### SET PROBLEM
Identify each line in the records below that contains the word "Sądu", and copy it.

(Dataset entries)
* Begin *

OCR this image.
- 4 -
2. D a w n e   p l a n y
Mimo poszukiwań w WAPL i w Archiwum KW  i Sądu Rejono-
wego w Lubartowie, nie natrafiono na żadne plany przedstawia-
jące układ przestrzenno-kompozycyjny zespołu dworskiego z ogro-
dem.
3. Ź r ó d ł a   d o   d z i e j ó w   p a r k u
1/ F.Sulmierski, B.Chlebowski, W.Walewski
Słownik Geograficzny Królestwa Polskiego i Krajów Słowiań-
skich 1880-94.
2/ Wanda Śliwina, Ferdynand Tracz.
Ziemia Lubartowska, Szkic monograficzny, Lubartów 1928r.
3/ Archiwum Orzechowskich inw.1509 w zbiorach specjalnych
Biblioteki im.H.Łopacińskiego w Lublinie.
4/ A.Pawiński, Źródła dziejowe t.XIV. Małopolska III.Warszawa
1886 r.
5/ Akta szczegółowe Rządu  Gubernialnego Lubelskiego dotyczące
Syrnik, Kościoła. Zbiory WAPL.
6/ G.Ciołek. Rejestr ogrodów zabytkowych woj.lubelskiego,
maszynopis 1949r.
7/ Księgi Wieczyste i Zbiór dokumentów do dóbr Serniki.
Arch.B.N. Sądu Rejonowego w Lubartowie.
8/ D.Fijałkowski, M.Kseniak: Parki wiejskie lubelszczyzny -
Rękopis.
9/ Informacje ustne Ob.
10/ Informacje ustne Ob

* End *

### RESPONSE FOR THIS EXERCISE
Mimo poszukiwań w WAPL i w Archiwum KW  i Sądu Rejono-
Arch.B.N. Sądu Rejonowego w Lubartowie.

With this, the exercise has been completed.